• **DIRECTIONS**:
Translate this sentence from the text on hidden thresholds in judgments into Spanish: "In other words, judgments are inherently two-place functions: they take in both some property and some threshold, and evaluate whether the property is above the threshold."

Our brains often use sleight-of-hand to hide fear-based motivation behind a guise of objectivity. This is particularly linked to the word “good”, which does a lot of work in a lot of people’s psychologies. For example, people often think that they, or their work, is “not good enough”. By itself, that sentence doesn’t make sense: good enough for what? Imagine going on a hike and commenting along the way “this rock isn’t heavy enough” or “this stream isn’t wide enough” without any background context. That sounds bizarre, and rightly so—the relevant threshold is very different depending on the context of the judgment. In other words, judgments are inherently two-place functions: they take in both some property and some threshold, and evaluate whether the property is above the threshold.
Of course, people often don’t need to make the threshold explicit—if the reason you’re gathering rocks is to anchor down your tent, you can just say “this rock isn’t heavy enough” without further elaboration (although even then, miscommunications are common—heavy enough to withstand a stiff breeze? Or a gale? Or a storm?). But most judgments that people make of each other or themselves don’t have a clear threshold attached. Think of a girl standing in front of a mirror, saying to herself “I’m not beautiful enough”. Not beautiful enough to win a modeling competition? Or to convince a specific crush to go out with her? Or to appear in public without people making mean comments? The part of her mind which is making this evaluation doesn’t include that criterion, because it would weaken the forcefulness of its conclusion—it just spits out a judgment which feels like an objective evaluation, because the threshold is hidden. (The same is true if she just thinks “I’m not very beautiful”—not top 1%? 10%? 50%? What makes any of these thresholds important anyway?)
Making the threshold explicit isn’t always going to change the judgment, but it’ll often make us realize that we’re holding ourselves to an unreasonably high standard. Here’s an exercise which might help, by nudging you to do the opposite. Think of the world—the whole thing, the beauty and the horror, the joy and the tragedy—and say out loud to yourself “everything’s okay, in comparison to how bad things could be”. No matter how bad you think it is now, it could all be much worse, right? Think of the satisfaction you’d feel if you thought you were on track for that much worse world, and suddenly learned that you were in our current world instead!

(Element and coordinate material)
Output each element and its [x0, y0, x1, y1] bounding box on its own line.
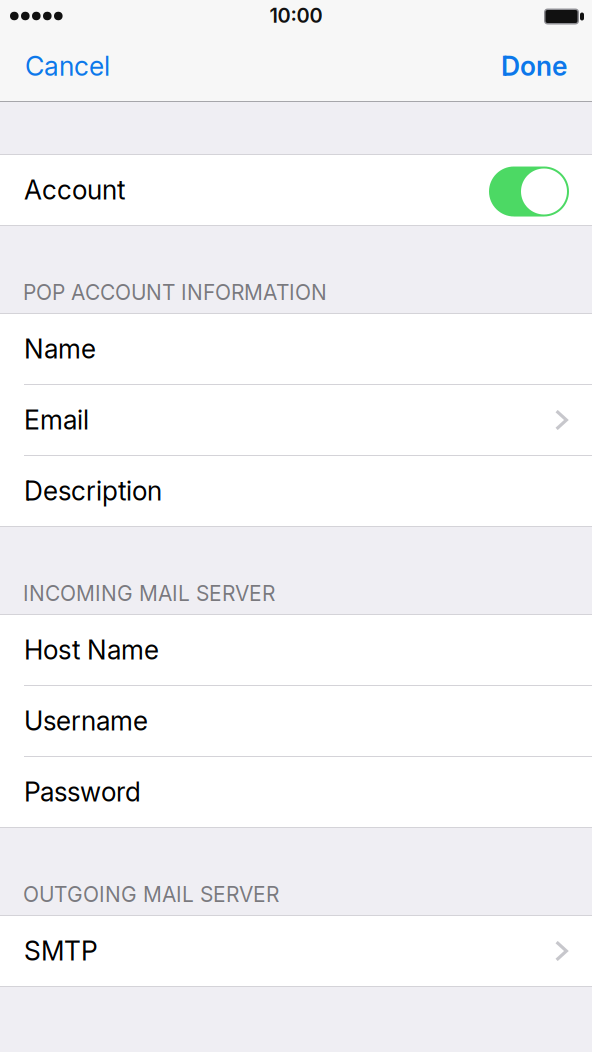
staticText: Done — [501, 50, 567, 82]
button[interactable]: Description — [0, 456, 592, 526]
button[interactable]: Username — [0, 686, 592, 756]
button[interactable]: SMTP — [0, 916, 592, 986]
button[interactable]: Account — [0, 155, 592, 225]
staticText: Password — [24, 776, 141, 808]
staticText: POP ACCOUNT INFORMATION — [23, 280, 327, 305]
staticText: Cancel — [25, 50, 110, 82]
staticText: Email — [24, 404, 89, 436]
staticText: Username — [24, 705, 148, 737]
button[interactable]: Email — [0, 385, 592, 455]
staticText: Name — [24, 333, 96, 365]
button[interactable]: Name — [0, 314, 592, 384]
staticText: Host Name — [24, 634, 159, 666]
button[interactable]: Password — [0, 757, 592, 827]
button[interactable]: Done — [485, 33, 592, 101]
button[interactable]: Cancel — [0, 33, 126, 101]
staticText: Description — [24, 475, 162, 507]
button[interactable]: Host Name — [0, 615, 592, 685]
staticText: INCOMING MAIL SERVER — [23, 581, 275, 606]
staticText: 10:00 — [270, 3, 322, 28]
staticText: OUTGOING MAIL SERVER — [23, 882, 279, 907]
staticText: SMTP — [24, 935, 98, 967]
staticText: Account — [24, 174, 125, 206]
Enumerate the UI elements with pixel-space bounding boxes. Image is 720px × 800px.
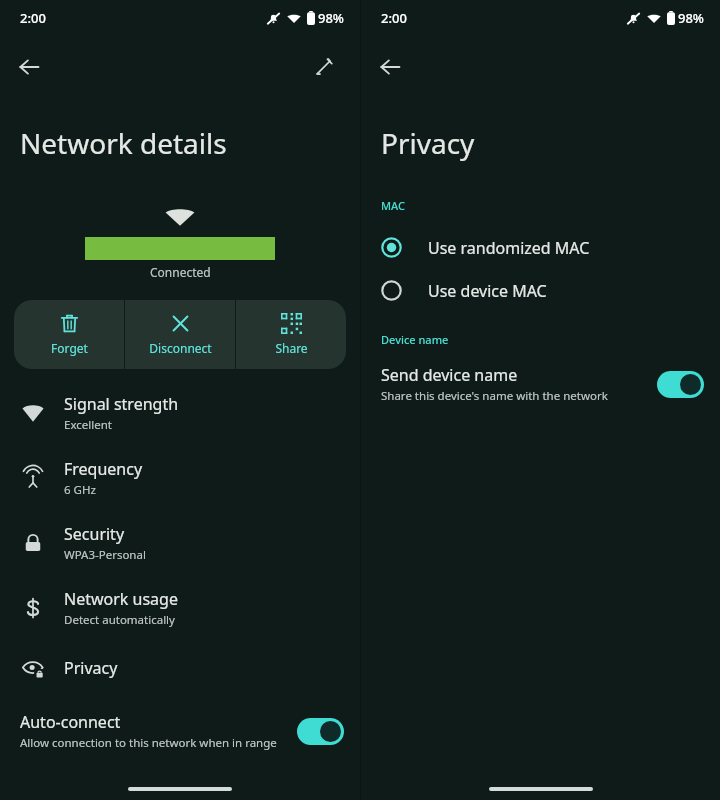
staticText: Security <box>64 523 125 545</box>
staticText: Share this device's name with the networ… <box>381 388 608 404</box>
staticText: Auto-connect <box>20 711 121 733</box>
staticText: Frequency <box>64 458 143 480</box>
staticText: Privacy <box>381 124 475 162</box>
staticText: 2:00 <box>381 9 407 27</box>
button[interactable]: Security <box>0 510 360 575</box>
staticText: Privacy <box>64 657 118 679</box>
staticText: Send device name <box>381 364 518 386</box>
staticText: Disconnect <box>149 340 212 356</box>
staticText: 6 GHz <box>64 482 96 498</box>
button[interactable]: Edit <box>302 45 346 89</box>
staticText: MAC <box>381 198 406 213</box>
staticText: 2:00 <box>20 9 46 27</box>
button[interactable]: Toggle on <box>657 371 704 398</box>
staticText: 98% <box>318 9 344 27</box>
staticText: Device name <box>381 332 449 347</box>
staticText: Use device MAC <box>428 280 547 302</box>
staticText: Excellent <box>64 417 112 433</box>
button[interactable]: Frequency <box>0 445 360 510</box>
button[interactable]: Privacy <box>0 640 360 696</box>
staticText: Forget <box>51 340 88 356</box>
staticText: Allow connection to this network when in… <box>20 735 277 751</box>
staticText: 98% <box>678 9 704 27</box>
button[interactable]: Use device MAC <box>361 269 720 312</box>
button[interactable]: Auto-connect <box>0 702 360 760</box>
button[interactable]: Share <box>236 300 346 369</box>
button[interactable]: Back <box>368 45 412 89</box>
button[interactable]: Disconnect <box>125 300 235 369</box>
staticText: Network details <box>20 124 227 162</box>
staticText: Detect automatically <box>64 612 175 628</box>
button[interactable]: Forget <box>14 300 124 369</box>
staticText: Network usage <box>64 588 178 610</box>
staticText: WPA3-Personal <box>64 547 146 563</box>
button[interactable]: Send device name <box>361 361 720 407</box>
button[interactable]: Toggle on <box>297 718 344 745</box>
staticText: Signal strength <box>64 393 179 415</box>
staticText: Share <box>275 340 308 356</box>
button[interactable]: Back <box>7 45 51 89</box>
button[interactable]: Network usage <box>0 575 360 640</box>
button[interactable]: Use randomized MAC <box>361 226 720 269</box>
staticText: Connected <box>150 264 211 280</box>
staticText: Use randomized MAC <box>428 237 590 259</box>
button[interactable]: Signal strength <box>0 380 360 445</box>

• **WRITTEN REPLY**:
En otras palabras, los juicios son inherentemente funciones de dos lugares: reciben tanto una propiedad como un umbral, y evalúan si la propiedad está por encima del umbral.